Extract all lines from the data beneath that include the word "Fetch".

=-=-=-=-=

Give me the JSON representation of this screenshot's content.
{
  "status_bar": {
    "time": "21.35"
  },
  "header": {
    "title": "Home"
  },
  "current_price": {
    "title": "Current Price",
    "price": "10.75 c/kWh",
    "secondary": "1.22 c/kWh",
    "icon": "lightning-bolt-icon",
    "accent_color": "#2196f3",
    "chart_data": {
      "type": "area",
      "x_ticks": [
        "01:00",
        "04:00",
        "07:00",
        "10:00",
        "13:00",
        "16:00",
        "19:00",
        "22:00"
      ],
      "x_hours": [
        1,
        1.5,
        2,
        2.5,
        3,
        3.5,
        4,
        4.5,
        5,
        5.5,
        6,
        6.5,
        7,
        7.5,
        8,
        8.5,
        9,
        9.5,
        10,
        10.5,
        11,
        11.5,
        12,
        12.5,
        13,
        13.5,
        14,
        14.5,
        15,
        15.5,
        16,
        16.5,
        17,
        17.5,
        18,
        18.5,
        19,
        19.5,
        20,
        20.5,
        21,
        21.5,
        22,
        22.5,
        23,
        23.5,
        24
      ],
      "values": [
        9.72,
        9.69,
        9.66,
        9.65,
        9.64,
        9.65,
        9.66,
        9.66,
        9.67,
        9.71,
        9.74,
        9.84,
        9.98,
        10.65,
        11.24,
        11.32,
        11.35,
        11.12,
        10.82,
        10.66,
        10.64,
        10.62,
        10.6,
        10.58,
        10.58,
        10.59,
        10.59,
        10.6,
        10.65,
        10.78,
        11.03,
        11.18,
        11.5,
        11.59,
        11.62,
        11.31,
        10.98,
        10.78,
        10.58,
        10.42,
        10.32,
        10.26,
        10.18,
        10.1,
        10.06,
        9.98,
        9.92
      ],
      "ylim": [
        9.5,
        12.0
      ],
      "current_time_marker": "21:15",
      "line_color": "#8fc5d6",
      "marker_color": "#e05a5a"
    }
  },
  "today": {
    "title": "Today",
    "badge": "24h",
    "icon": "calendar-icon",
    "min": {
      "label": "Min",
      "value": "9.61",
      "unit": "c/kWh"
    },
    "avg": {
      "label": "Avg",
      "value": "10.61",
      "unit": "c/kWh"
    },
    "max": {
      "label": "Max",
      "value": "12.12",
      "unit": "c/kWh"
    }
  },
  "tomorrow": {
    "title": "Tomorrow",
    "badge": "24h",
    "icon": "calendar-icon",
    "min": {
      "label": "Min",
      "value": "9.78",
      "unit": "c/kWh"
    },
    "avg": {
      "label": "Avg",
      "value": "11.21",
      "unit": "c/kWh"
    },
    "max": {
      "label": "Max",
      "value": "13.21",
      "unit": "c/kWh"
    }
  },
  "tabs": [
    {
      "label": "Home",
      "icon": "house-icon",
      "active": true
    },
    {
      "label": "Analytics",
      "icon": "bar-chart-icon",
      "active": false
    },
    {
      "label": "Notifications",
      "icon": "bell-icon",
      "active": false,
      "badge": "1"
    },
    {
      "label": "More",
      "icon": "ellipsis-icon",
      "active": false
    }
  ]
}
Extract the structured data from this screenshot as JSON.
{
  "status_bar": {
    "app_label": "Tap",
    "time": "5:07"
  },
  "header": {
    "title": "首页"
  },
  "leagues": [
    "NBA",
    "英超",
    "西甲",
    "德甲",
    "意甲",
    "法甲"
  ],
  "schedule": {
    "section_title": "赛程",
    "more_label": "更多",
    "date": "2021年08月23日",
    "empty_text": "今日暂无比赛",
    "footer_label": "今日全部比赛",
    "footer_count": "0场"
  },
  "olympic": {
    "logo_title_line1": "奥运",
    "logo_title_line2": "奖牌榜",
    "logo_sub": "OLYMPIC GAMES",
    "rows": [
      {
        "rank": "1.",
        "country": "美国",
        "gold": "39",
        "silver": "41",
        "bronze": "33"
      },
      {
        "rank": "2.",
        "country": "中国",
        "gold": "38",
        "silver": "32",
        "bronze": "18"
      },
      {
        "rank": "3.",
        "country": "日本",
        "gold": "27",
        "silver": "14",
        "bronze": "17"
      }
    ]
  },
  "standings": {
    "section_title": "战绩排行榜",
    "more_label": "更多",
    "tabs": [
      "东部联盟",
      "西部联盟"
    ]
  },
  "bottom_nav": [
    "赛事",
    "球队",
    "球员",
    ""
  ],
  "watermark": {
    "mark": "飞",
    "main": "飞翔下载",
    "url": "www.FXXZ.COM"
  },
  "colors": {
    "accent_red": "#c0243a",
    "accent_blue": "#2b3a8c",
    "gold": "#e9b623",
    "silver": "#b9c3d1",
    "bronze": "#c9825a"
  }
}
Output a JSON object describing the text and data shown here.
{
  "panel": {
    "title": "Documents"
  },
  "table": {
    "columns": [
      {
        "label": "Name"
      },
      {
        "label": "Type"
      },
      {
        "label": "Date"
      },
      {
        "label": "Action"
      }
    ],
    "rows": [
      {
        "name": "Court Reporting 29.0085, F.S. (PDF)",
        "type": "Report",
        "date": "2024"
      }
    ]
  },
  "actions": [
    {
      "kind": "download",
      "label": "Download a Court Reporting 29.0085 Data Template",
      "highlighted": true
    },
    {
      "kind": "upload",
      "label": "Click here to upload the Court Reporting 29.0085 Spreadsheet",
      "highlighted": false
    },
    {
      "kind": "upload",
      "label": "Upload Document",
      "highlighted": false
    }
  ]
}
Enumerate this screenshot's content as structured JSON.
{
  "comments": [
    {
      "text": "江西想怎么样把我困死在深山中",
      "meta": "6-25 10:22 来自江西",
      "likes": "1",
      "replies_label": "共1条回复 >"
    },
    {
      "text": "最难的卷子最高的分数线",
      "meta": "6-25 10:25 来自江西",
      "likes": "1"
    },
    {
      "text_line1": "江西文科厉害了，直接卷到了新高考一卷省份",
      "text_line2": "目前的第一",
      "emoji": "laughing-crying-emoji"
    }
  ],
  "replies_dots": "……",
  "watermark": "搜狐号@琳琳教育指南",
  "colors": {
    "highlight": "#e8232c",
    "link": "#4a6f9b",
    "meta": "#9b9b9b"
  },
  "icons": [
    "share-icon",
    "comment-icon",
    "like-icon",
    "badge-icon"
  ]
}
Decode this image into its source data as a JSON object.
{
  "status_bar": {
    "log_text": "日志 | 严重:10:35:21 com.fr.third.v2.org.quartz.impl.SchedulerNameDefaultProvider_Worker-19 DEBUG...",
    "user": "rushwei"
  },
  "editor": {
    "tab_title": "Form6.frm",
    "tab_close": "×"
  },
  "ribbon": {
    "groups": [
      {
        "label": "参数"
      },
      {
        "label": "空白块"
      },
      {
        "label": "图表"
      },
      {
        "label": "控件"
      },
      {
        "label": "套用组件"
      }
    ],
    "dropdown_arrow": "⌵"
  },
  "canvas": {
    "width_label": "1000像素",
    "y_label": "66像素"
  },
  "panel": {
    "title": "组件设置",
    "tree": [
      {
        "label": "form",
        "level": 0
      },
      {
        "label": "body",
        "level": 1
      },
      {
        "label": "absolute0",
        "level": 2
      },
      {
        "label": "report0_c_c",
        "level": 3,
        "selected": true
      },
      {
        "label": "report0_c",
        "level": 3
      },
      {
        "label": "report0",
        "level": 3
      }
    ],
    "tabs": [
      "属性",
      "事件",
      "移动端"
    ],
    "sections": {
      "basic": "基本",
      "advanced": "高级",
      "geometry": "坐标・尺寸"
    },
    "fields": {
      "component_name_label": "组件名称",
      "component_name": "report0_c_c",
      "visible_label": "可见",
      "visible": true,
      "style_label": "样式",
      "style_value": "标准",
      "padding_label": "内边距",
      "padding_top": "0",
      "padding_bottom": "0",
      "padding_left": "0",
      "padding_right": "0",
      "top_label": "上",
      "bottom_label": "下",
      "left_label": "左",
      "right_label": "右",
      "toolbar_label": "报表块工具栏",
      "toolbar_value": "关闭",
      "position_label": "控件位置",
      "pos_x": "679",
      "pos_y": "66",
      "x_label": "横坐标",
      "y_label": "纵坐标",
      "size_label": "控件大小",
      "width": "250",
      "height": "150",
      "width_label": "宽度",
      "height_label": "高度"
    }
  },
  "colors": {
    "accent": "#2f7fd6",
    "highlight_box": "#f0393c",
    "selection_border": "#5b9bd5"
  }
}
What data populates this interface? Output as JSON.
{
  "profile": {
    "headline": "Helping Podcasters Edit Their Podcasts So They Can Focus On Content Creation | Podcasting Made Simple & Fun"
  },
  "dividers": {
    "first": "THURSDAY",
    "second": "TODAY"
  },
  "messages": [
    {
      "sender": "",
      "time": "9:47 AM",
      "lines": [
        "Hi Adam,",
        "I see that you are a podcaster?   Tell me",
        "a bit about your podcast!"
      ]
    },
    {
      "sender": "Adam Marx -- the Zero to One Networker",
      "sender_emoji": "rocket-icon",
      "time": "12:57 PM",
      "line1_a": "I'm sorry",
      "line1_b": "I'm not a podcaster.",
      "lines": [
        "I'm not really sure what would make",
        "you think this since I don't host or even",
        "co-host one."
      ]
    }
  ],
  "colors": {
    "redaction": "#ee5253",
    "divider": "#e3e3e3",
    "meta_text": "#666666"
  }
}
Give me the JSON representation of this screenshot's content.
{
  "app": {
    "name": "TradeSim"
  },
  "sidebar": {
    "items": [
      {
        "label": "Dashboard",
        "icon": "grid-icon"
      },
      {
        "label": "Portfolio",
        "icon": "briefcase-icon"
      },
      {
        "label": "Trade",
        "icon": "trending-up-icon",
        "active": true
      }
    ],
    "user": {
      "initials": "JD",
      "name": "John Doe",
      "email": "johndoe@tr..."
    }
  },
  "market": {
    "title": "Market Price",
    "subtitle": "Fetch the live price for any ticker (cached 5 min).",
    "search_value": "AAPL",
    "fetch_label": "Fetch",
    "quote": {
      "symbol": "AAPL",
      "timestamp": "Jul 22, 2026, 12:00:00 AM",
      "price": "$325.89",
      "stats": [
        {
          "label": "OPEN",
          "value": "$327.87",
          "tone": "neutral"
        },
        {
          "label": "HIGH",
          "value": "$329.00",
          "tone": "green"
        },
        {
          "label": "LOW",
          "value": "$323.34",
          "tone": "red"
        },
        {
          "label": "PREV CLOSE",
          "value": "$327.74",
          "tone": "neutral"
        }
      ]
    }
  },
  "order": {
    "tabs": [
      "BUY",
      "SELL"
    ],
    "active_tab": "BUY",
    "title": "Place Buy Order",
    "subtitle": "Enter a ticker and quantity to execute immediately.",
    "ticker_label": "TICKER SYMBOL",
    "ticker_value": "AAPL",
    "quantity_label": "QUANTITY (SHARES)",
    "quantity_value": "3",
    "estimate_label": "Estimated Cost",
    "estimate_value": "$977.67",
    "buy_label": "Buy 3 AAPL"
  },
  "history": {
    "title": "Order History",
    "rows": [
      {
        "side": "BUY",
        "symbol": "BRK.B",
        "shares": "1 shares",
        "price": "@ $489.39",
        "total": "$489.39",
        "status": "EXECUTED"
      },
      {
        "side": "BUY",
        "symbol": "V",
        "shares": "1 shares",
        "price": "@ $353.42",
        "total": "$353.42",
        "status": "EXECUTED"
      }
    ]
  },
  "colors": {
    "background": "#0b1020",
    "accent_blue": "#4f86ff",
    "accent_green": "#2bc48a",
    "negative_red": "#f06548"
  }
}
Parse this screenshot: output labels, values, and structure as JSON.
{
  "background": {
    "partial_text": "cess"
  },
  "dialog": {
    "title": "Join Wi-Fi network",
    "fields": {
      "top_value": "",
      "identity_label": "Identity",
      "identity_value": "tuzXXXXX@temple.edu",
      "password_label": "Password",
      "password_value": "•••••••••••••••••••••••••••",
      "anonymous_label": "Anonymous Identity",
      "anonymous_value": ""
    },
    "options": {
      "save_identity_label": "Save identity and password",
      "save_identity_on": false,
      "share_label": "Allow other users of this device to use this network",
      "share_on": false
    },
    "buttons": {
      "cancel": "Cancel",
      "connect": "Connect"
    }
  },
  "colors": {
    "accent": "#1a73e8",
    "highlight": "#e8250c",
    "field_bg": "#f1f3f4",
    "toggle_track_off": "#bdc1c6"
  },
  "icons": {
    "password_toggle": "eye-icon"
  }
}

=-=-=-=-=

§ **Full output**
    "subtitle": "Fetch the live price for any ticker (cached 5 min).",
    "fetch_label": "Fetch",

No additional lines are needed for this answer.